## Exercise task
Tally the lines in the records underneath that contain the string "bottom", and state the figure by itself.
-- start of Records to use --
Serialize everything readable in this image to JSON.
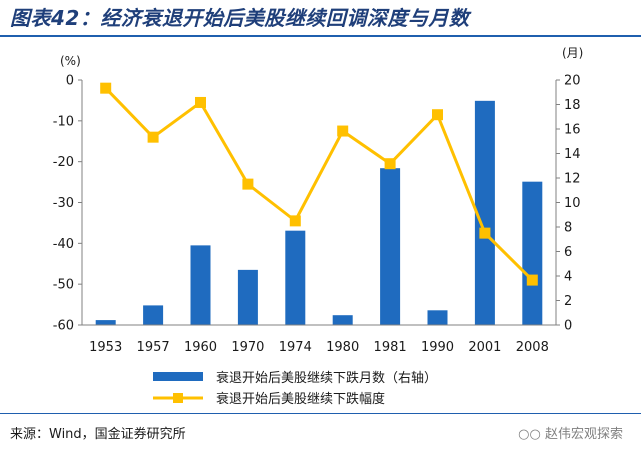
{
  "title": "图表42：经济衰退开始后美股继续回调深度与月数",
  "source": "来源：Wind，国金证券研究所",
  "watermark": "赵伟宏观探索",
  "colors": {
    "bar": "#1f6bbf",
    "line": "#ffc000",
    "title": "#1f3f7a",
    "rule": "#1f5fae"
  },
  "chart_data": {
    "type": "bar+line",
    "categories": [
      "1953",
      "1957",
      "1960",
      "1970",
      "1974",
      "1980",
      "1981",
      "1990",
      "2001",
      "2008"
    ],
    "left_axis": {
      "unit": "(%)",
      "ylim": [
        -60,
        0
      ],
      "ticks": [
        0,
        -10,
        -20,
        -30,
        -40,
        -50,
        -60
      ]
    },
    "right_axis": {
      "unit": "(月)",
      "ylim": [
        0,
        20
      ],
      "ticks": [
        0,
        2,
        4,
        6,
        8,
        10,
        12,
        14,
        16,
        18,
        20
      ]
    },
    "series": [
      {
        "name": "衰退开始后美股继续下跌月数（右轴）",
        "type": "bar",
        "axis": "right",
        "values": [
          0.4,
          1.6,
          6.5,
          4.5,
          7.7,
          0.8,
          12.8,
          1.2,
          18.3,
          11.7
        ]
      },
      {
        "name": "衰退开始后美股继续下跌幅度",
        "type": "line",
        "axis": "left",
        "values": [
          -2,
          -14,
          -5.5,
          -25.5,
          -34.5,
          -12.5,
          -20.5,
          -8.5,
          -37.5,
          -49
        ]
      }
    ],
    "grid": false,
    "legend_position": "bottom"
  }
}
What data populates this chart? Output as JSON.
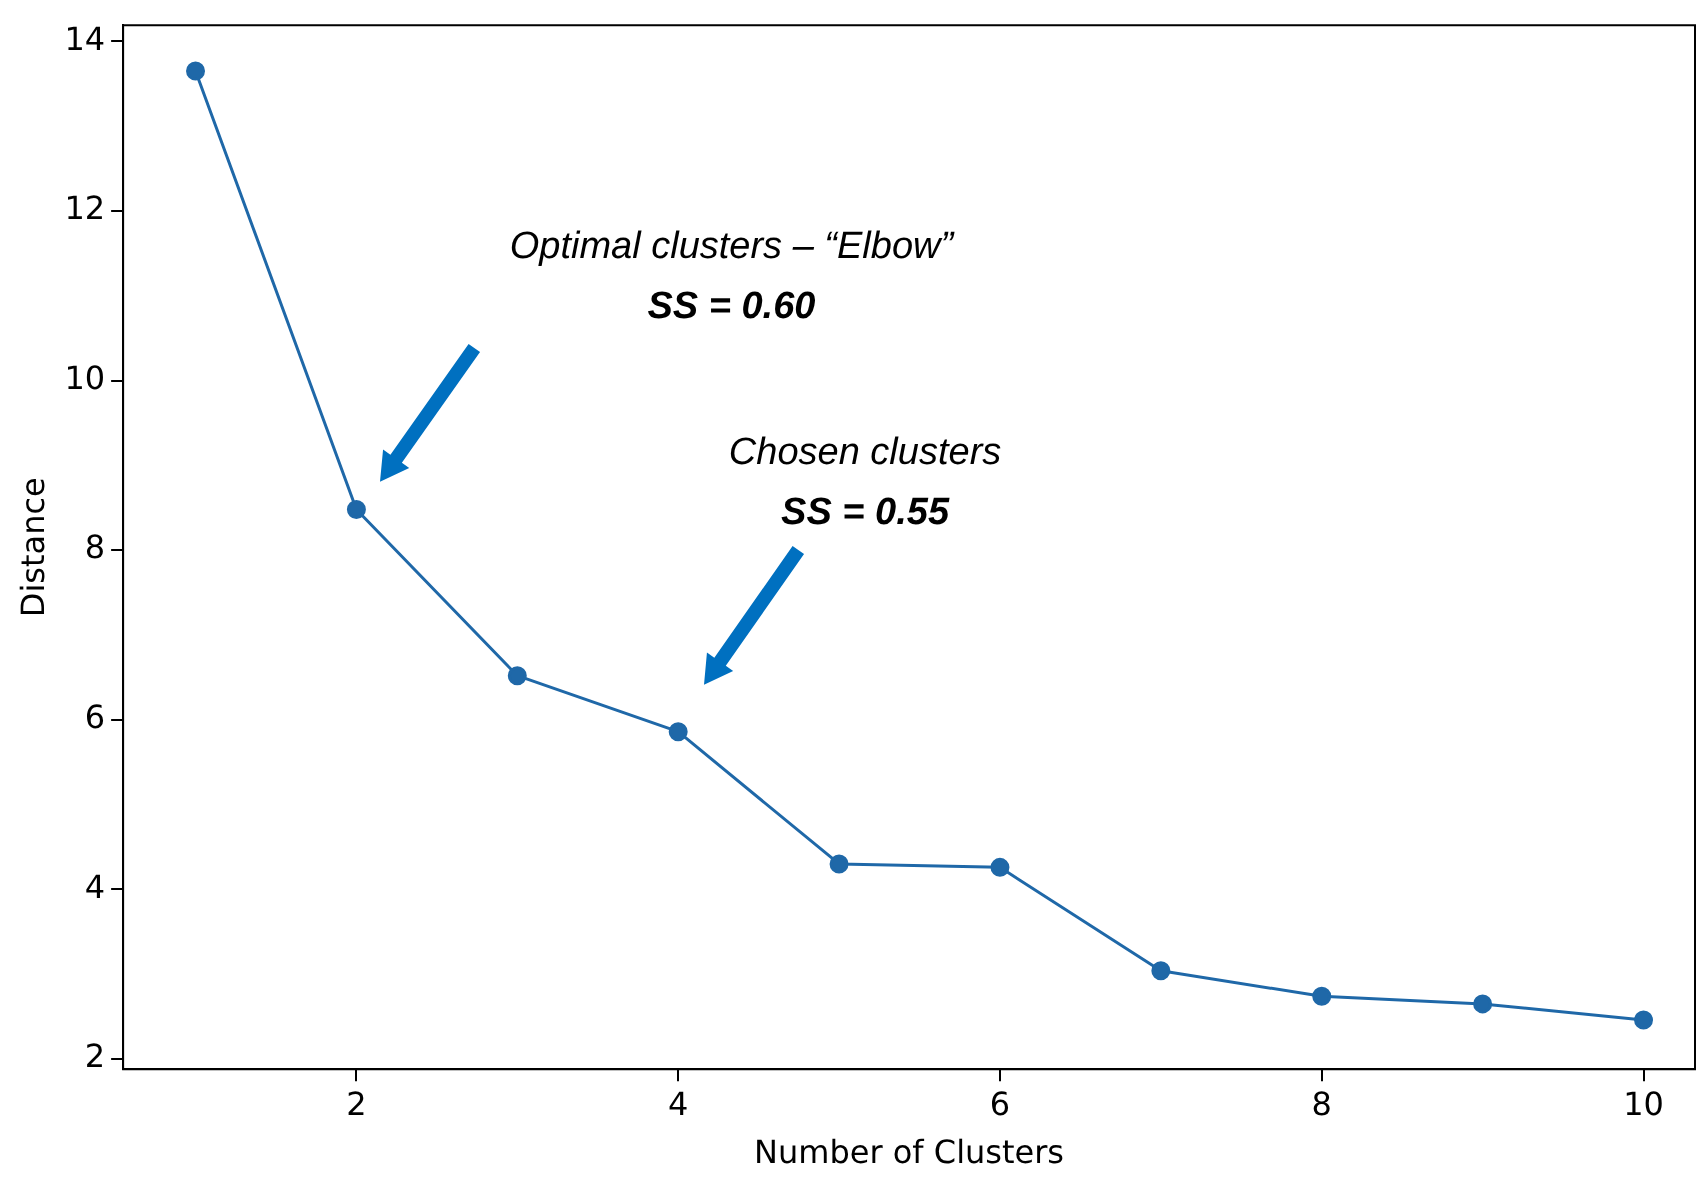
{
  "chart_data": {
    "type": "line",
    "xlabel": "Number of Clusters",
    "ylabel": "Distance",
    "x": [
      1,
      2,
      3,
      4,
      5,
      6,
      7,
      8,
      9,
      10
    ],
    "series": [
      {
        "color": "#1f68a8",
        "values": [
          13.65,
          8.48,
          6.52,
          5.86,
          4.3,
          4.26,
          3.04,
          2.74,
          2.65,
          2.46
        ]
      }
    ],
    "xlim": [
      0.55,
      10.32
    ],
    "ylim": [
      1.88,
      14.19
    ],
    "xticks": [
      2,
      4,
      6,
      8,
      10
    ],
    "yticks": [
      2,
      4,
      6,
      8,
      10,
      12,
      14
    ],
    "grid": false,
    "legend": false,
    "marker": "circle",
    "line_style": "solid",
    "annotations": [
      "Optimal clusters – “Elbow”\nSS = 0.60",
      "Chosen clusters\nSS = 0.55"
    ]
  }
}
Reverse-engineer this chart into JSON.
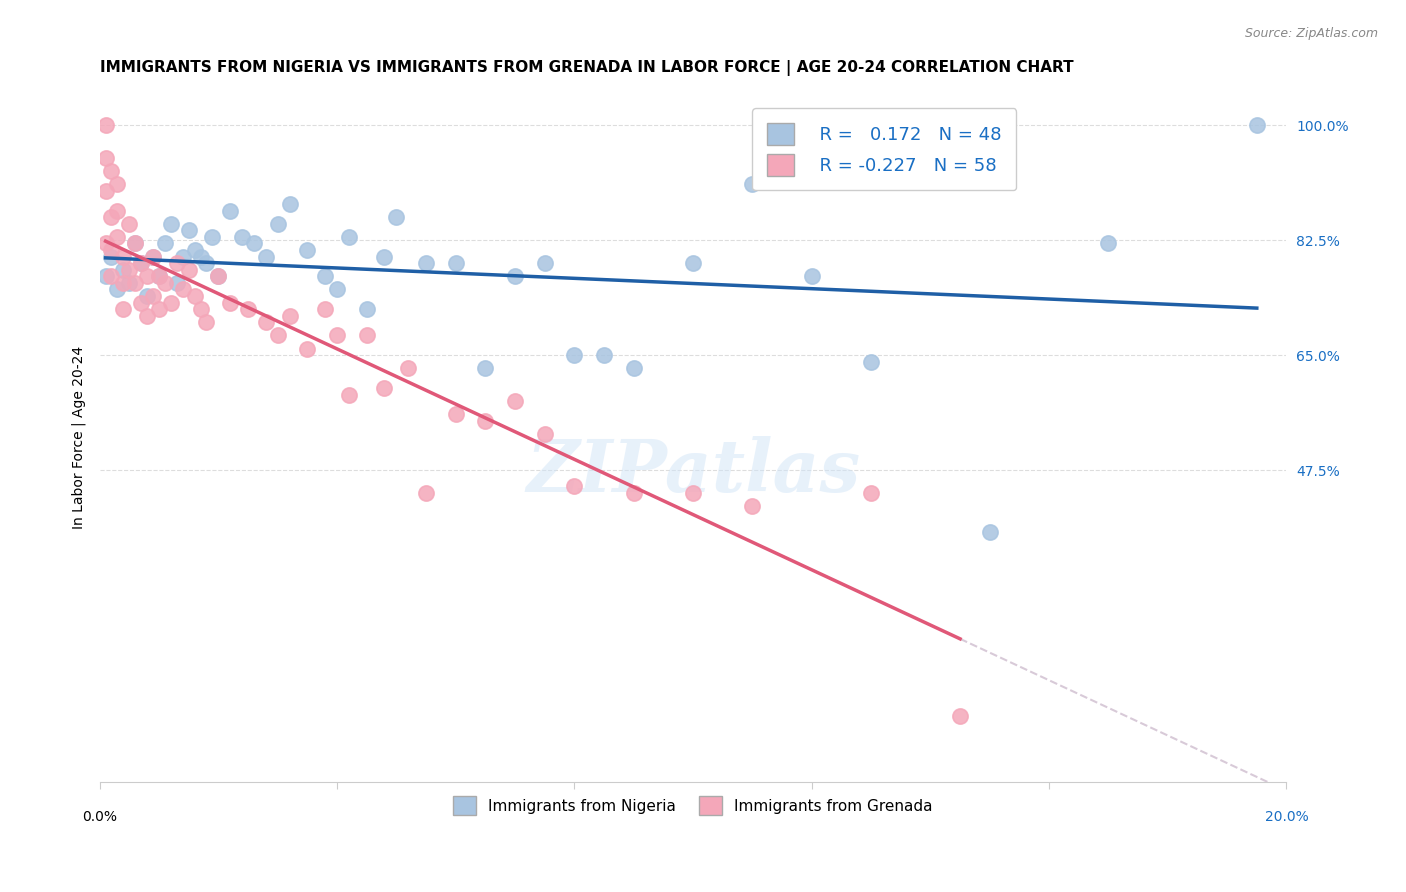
{
  "title": "IMMIGRANTS FROM NIGERIA VS IMMIGRANTS FROM GRENADA IN LABOR FORCE | AGE 20-24 CORRELATION CHART",
  "source": "Source: ZipAtlas.com",
  "ylabel": "In Labor Force | Age 20-24",
  "xlim": [
    0.0,
    0.2
  ],
  "ylim": [
    0.0,
    1.05
  ],
  "watermark": "ZIPatlas",
  "legend_r_nigeria": "0.172",
  "legend_n_nigeria": "48",
  "legend_r_grenada": "-0.227",
  "legend_n_grenada": "58",
  "nigeria_color": "#a8c4e0",
  "grenada_color": "#f4a7b9",
  "nigeria_line_color": "#1f5fa6",
  "grenada_line_color": "#e05878",
  "grenada_line_dash": "#c8b4c8",
  "nigeria_points_x": [
    0.001,
    0.002,
    0.003,
    0.004,
    0.005,
    0.006,
    0.007,
    0.008,
    0.009,
    0.01,
    0.011,
    0.012,
    0.013,
    0.014,
    0.015,
    0.016,
    0.017,
    0.018,
    0.019,
    0.02,
    0.022,
    0.024,
    0.026,
    0.028,
    0.03,
    0.032,
    0.035,
    0.038,
    0.04,
    0.042,
    0.045,
    0.048,
    0.05,
    0.055,
    0.06,
    0.065,
    0.07,
    0.075,
    0.08,
    0.085,
    0.09,
    0.1,
    0.11,
    0.12,
    0.13,
    0.15,
    0.17,
    0.195
  ],
  "nigeria_points_y": [
    0.77,
    0.8,
    0.75,
    0.78,
    0.76,
    0.82,
    0.79,
    0.74,
    0.8,
    0.77,
    0.82,
    0.85,
    0.76,
    0.8,
    0.84,
    0.81,
    0.8,
    0.79,
    0.83,
    0.77,
    0.87,
    0.83,
    0.82,
    0.8,
    0.85,
    0.88,
    0.81,
    0.77,
    0.75,
    0.83,
    0.72,
    0.8,
    0.86,
    0.79,
    0.79,
    0.63,
    0.77,
    0.79,
    0.65,
    0.65,
    0.63,
    0.79,
    0.91,
    0.77,
    0.64,
    0.38,
    0.82,
    1.0
  ],
  "grenada_points_x": [
    0.001,
    0.001,
    0.001,
    0.001,
    0.002,
    0.002,
    0.002,
    0.002,
    0.003,
    0.003,
    0.003,
    0.004,
    0.004,
    0.004,
    0.005,
    0.005,
    0.006,
    0.006,
    0.007,
    0.007,
    0.008,
    0.008,
    0.009,
    0.009,
    0.01,
    0.01,
    0.011,
    0.012,
    0.013,
    0.014,
    0.015,
    0.016,
    0.017,
    0.018,
    0.02,
    0.022,
    0.025,
    0.028,
    0.03,
    0.032,
    0.035,
    0.038,
    0.04,
    0.042,
    0.045,
    0.048,
    0.052,
    0.055,
    0.06,
    0.065,
    0.07,
    0.075,
    0.08,
    0.09,
    0.1,
    0.11,
    0.13,
    0.145
  ],
  "grenada_points_y": [
    1.0,
    0.95,
    0.9,
    0.82,
    0.93,
    0.86,
    0.81,
    0.77,
    0.91,
    0.87,
    0.83,
    0.8,
    0.76,
    0.72,
    0.85,
    0.78,
    0.82,
    0.76,
    0.79,
    0.73,
    0.77,
    0.71,
    0.8,
    0.74,
    0.77,
    0.72,
    0.76,
    0.73,
    0.79,
    0.75,
    0.78,
    0.74,
    0.72,
    0.7,
    0.77,
    0.73,
    0.72,
    0.7,
    0.68,
    0.71,
    0.66,
    0.72,
    0.68,
    0.59,
    0.68,
    0.6,
    0.63,
    0.44,
    0.56,
    0.55,
    0.58,
    0.53,
    0.45,
    0.44,
    0.44,
    0.42,
    0.44,
    0.1
  ],
  "background_color": "#ffffff",
  "grid_color": "#dddddd",
  "ytick_vals": [
    0.475,
    0.65,
    0.825,
    1.0
  ],
  "ytick_labels": [
    "47.5%",
    "65.0%",
    "82.5%",
    "100.0%"
  ],
  "xtick_vals": [
    0.0,
    0.04,
    0.08,
    0.12,
    0.16,
    0.2
  ]
}
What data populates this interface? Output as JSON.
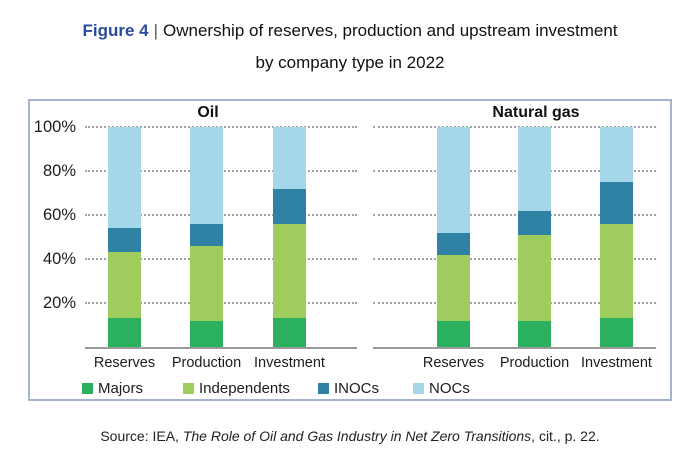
{
  "title": {
    "figure_label": "Figure 4",
    "separator": "|",
    "line1": "Ownership of reserves, production and upstream investment",
    "line2": "by company type in 2022"
  },
  "source": {
    "prefix": "Source: IEA, ",
    "work_title": "The Role of Oil and Gas Industry in Net Zero Transitions",
    "suffix": ", cit., p. 22."
  },
  "colors": {
    "figure_label_blue": "#2a4a9f",
    "box_border": "#a7b1d0",
    "gridline": "#a3a3a3",
    "axis_line": "#9b9b9b",
    "majors": "#2bb05e",
    "independents": "#9ecd5e",
    "inocs": "#2f82a3",
    "nocs": "#a6d7e8"
  },
  "chart_data": {
    "type": "bar",
    "stacked": true,
    "unit": "percent",
    "ylim": [
      0,
      100
    ],
    "yticks": [
      20,
      40,
      60,
      80,
      100
    ],
    "ytick_suffix": "%",
    "grid": "dotted horizontal",
    "legend_position": "bottom",
    "categories": [
      "Reserves",
      "Production",
      "Investment"
    ],
    "legend": [
      "Majors",
      "Independents",
      "INOCs",
      "NOCs"
    ],
    "series_colors": {
      "Majors": "#2bb05e",
      "Independents": "#9ecd5e",
      "INOCs": "#2f82a3",
      "NOCs": "#a6d7e8"
    },
    "panels": [
      {
        "title": "Oil",
        "series": [
          {
            "name": "Majors",
            "values": [
              13,
              12,
              13
            ]
          },
          {
            "name": "Independents",
            "values": [
              30,
              34,
              43
            ]
          },
          {
            "name": "INOCs",
            "values": [
              11,
              10,
              16
            ]
          },
          {
            "name": "NOCs",
            "values": [
              46,
              44,
              28
            ]
          }
        ]
      },
      {
        "title": "Natural gas",
        "series": [
          {
            "name": "Majors",
            "values": [
              12,
              12,
              13
            ]
          },
          {
            "name": "Independents",
            "values": [
              30,
              39,
              43
            ]
          },
          {
            "name": "INOCs",
            "values": [
              10,
              11,
              19
            ]
          },
          {
            "name": "NOCs",
            "values": [
              48,
              38,
              25
            ]
          }
        ]
      }
    ]
  }
}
-- end of Records to use --
## Result of this task
2